(Element box annotations)
========
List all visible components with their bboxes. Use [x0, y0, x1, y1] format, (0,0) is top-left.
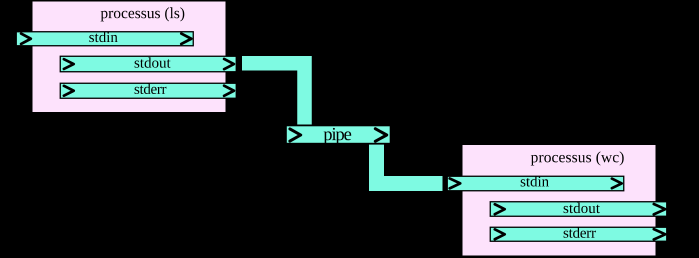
arrow stdout P2 right [654, 204, 666, 214]
arrow stdout P1 left [64, 59, 74, 69]
value stdin P1 [89, 32, 117, 42]
port stdout P1 [60, 56, 236, 72]
arrow stdin P1 right [181, 34, 191, 44]
label processus (ls) [101, 7, 185, 21]
value pipe [324, 128, 352, 144]
label processus (wc) [531, 151, 624, 165]
port stdin P1 [16, 32, 193, 46]
arrow stdout P1 right [224, 59, 234, 69]
value stdout P2 [564, 203, 600, 214]
wire pipe to stdin(wc) [377, 144, 443, 184]
arrow stderr P2 right [654, 229, 666, 239]
port stdout P2 [490, 202, 667, 217]
value stderr P1 [135, 84, 167, 95]
process box P1 (ls) [32, 1, 226, 113]
port stdin P2 [447, 176, 624, 191]
value stdout P1 [135, 57, 171, 67]
arrow stdout P2 left [495, 204, 505, 214]
arrow stdin P1 left [21, 34, 31, 44]
arrow stderr P2 left [495, 229, 505, 239]
arrow stderr P1 right [224, 86, 234, 96]
process box P2 (wc) [462, 145, 656, 257]
arrow stdin P2 right [612, 179, 622, 189]
arrow pipe right [375, 129, 386, 142]
port stderr P1 [60, 83, 236, 98]
arrow pipe left [290, 129, 301, 141]
value stderr P2 [564, 227, 596, 238]
arrow stderr P1 left [64, 86, 74, 96]
value stdin P2 [521, 176, 549, 187]
pipe element [286, 125, 391, 143]
port stderr P2 [490, 227, 667, 241]
wire stdout(ls) to pipe [242, 63, 305, 125]
arrow stdin P2 left [450, 178, 461, 188]
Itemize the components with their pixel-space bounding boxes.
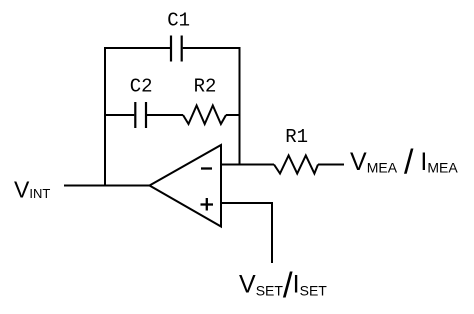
capacitor C2 <box>135 102 146 128</box>
wire inverting input to R1 <box>221 164 274 166</box>
wire R1 to V_MEA/I_MEA <box>318 164 344 166</box>
wire top feedback horizontal right of C1 <box>183 47 240 49</box>
svg-text:R2: R2 <box>194 76 217 98</box>
wire top feedback horizontal left of C1 <box>104 47 170 49</box>
wire middle branch right of R2 <box>226 114 240 116</box>
node V_MEA / I_MEA label <box>350 144 458 182</box>
capacitor C1 <box>171 36 182 62</box>
svg-text:C2: C2 <box>130 76 153 98</box>
value label C1 <box>167 10 190 32</box>
op-amp non-inverting input symbol + <box>201 198 214 211</box>
wire left feedback vertical <box>104 48 106 187</box>
op-amp U1 <box>150 145 222 227</box>
op-amp inverting input symbol - <box>201 167 212 169</box>
wire input from V_INT to op-amp apex <box>64 185 151 187</box>
resistor R2 <box>183 106 226 125</box>
wire right feedback vertical <box>239 47 241 165</box>
resistor R1 <box>274 156 318 174</box>
svg-text:R1: R1 <box>285 126 308 148</box>
wire middle branch left of C2 <box>105 114 134 116</box>
value label C2 <box>130 76 153 98</box>
node V_INT label <box>14 177 50 203</box>
wire non-inverting input horizontal <box>221 202 272 204</box>
wire middle branch between C2 and R2 <box>147 114 183 116</box>
value label R1 <box>285 126 308 148</box>
wire non-inverting input vertical down to V_SET/I_SET <box>271 202 273 263</box>
value label R2 <box>194 76 217 98</box>
svg-text:C1: C1 <box>167 10 190 32</box>
node V_SET/I_SET label <box>239 266 327 305</box>
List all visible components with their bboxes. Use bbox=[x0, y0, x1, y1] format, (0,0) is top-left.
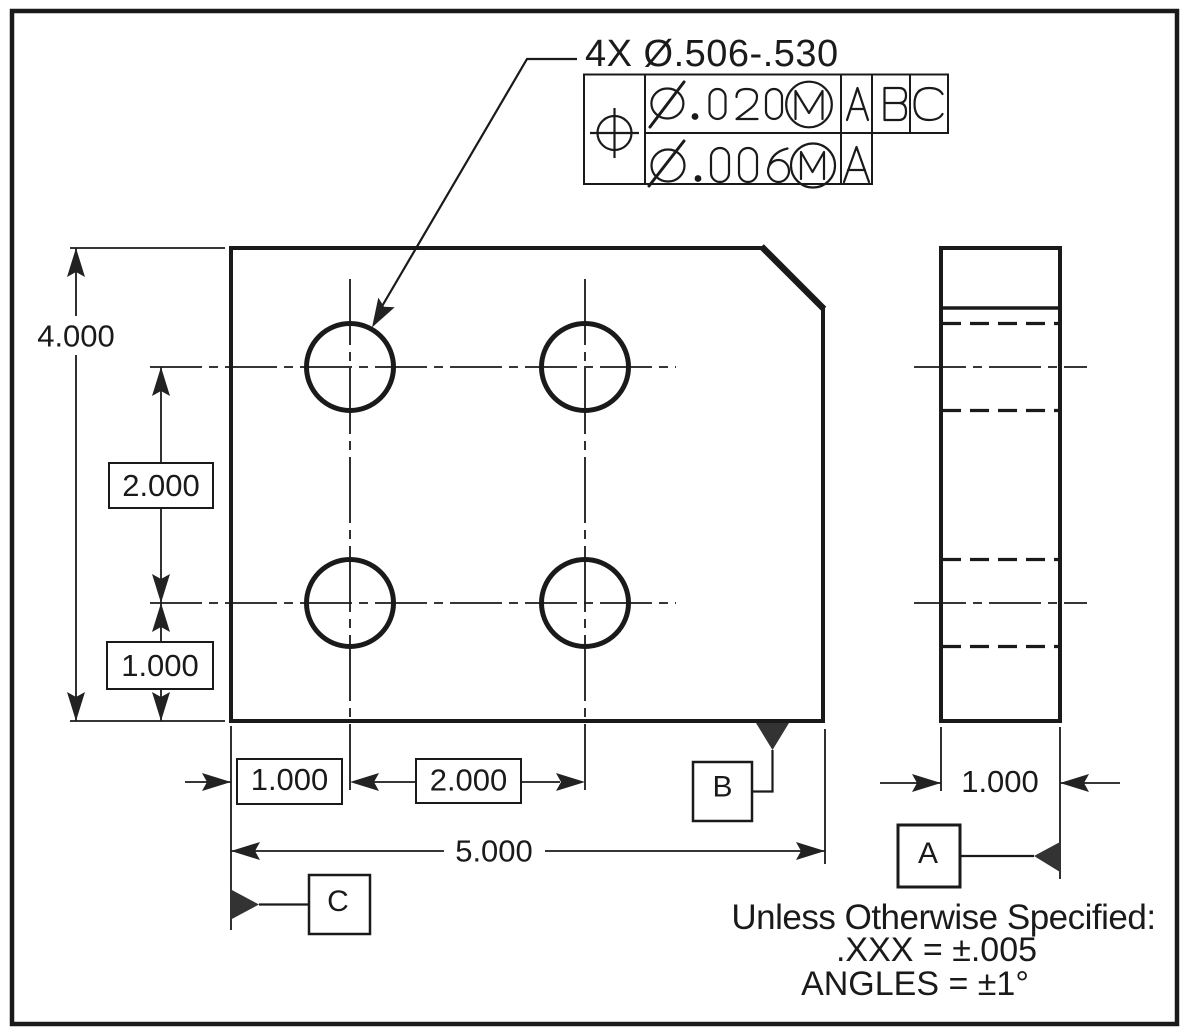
dia symbol bbox=[651, 89, 683, 119]
dim 4.000 line bbox=[75, 248, 77, 316]
dim 1.000 left line bbox=[160, 603, 162, 642]
side view outline bbox=[941, 248, 1060, 721]
svg-text:1.000: 1.000 bbox=[251, 762, 329, 797]
dim 2.000 box bbox=[109, 463, 213, 508]
svg-text:4X Ø.506-.530: 4X Ø.506-.530 bbox=[585, 33, 839, 75]
plate outline (front view) bbox=[231, 248, 823, 721]
datum B triangle bbox=[756, 723, 789, 750]
svg-text:1.000: 1.000 bbox=[961, 764, 1039, 799]
centerline row 1 bbox=[150, 366, 676, 368]
dim 2.000 line bbox=[160, 367, 162, 463]
dim 1.000 left arrow up bbox=[152, 603, 170, 632]
0 bbox=[739, 148, 757, 182]
dim 2.000 bottom right arrow bbox=[521, 781, 560, 783]
position symbol bbox=[590, 108, 639, 158]
dim 2.000 arrow down bbox=[152, 574, 170, 603]
hole bottom-right bbox=[542, 560, 629, 647]
extension line bottom-left bbox=[70, 720, 225, 722]
datum C triangle bbox=[230, 889, 259, 920]
hole top-left bbox=[307, 324, 394, 411]
dim 2.000 bottom box bbox=[416, 759, 521, 803]
0 bbox=[711, 148, 729, 182]
dim 1.000 left arrow down bbox=[152, 692, 170, 721]
dim 2.000 bottom left arrow bbox=[350, 773, 379, 791]
dim 1.000 side right tail bbox=[1060, 782, 1120, 784]
dim 1.000 side right arrow bbox=[1060, 774, 1089, 792]
side view extension line left bbox=[940, 727, 942, 791]
dim 5.000 arrow right bbox=[796, 842, 825, 860]
hidden line hole2 bottom bbox=[942, 645, 1059, 648]
0 bbox=[766, 89, 782, 119]
FCF row2 text: dia .006 (M) A bbox=[649, 141, 869, 188]
datum B leader bbox=[752, 750, 773, 792]
dim 1.000 left box bbox=[107, 642, 213, 689]
dim 4.000 arrow down bbox=[67, 692, 85, 721]
hole bottom-left bbox=[307, 560, 394, 647]
dim 1.000 side left arrow bbox=[912, 774, 941, 792]
centerline col 1 bbox=[349, 279, 351, 793]
svg-text:.XXX = ±.005: .XXX = ±.005 bbox=[836, 931, 1037, 969]
dim 2.000 arrow up bbox=[152, 367, 170, 396]
chamfer edge bbox=[762, 247, 825, 310]
circled M bbox=[791, 144, 835, 188]
extension line left of bottom dims bbox=[230, 726, 232, 930]
side centerline row1 bbox=[914, 366, 1087, 368]
svg-text:1.000: 1.000 bbox=[121, 648, 199, 683]
centerline col 2 bbox=[584, 279, 586, 793]
FCF row1 text: dia .020 (M) bbox=[650, 82, 832, 128]
period bbox=[695, 175, 702, 182]
6 bbox=[769, 149, 788, 167]
side view chamfer line bbox=[941, 306, 1060, 310]
period bbox=[692, 113, 699, 120]
svg-text:ANGLES = ±1°: ANGLES = ±1° bbox=[801, 965, 1029, 1003]
datum C box bbox=[309, 875, 370, 934]
svg-text:B: B bbox=[712, 771, 732, 804]
dim 1.000 bottom arrow bbox=[202, 773, 231, 791]
dim 1.000 bottom box bbox=[237, 759, 342, 804]
side centerline row2 bbox=[914, 602, 1087, 604]
0 bbox=[710, 89, 726, 119]
svg-text:4.000: 4.000 bbox=[37, 319, 115, 354]
side view extension line right bbox=[1059, 727, 1061, 879]
hole top-right bbox=[542, 324, 629, 411]
svg-text:A: A bbox=[918, 837, 938, 870]
hidden line hole1 top bbox=[942, 322, 1059, 325]
hidden line hole2 top bbox=[942, 558, 1059, 561]
extension line right of bottom dims bbox=[824, 729, 826, 864]
datum B box bbox=[693, 762, 752, 821]
dim 5.000 line bbox=[231, 850, 444, 852]
dim 1.000 side left tail bbox=[880, 782, 941, 784]
datum A triangle bbox=[1034, 842, 1060, 872]
datum A leader bbox=[960, 855, 1034, 857]
svg-text:2.000: 2.000 bbox=[122, 468, 200, 503]
datum A box bbox=[898, 825, 960, 887]
2 bbox=[737, 89, 758, 119]
svg-text:2.000: 2.000 bbox=[430, 763, 508, 798]
svg-text:5.000: 5.000 bbox=[455, 834, 533, 869]
dim 1.000 bottom tail bbox=[185, 781, 231, 783]
circled M bbox=[786, 82, 832, 128]
leader line bbox=[381, 59, 577, 308]
centerline row 2 bbox=[150, 602, 676, 604]
dim 5.000 arrow left bbox=[231, 842, 260, 860]
dim 4.000 arrow up bbox=[67, 248, 85, 277]
datum C leader bbox=[259, 903, 309, 905]
hidden line hole1 bottom bbox=[942, 409, 1059, 412]
FCF borders bbox=[584, 75, 948, 185]
svg-text:C: C bbox=[327, 885, 349, 918]
extension line top-left bbox=[70, 247, 225, 249]
FCF row1 datum letters A B C bbox=[847, 88, 943, 120]
leader arrowhead bbox=[372, 298, 395, 328]
dia symbol bbox=[652, 150, 685, 182]
A bbox=[844, 147, 869, 182]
========
Exercise goal:
Please convert the lines into a Markdown table with the columns "Row" and "Line", starting at the line that contains "dia symbol bbox=[651, 89, 683, 119]" and ending at the line that contains "svg-text:4X Ø.506-.530: 4X". Skip any blank lines.

The answer:
| Row | Line |
|---|---|
| 1 | dia symbol bbox=[651, 89, 683, 119] |
| 2 | dim 4.000 line bbox=[75, 248, 77, 316] |
| 3 | dim 1.000 left line bbox=[160, 603, 162, 642] |
| 4 | side view outline bbox=[941, 248, 1060, 721] |
| 5 | svg-text:1.000: 1.000 bbox=[251, 762, 329, 797] |
| 6 | dim 2.000 box bbox=[109, 463, 213, 508] |
| 7 | svg-text:4X Ø.506-.530: 4X Ø.506-.530 bbox=[585, 33, 839, 75] |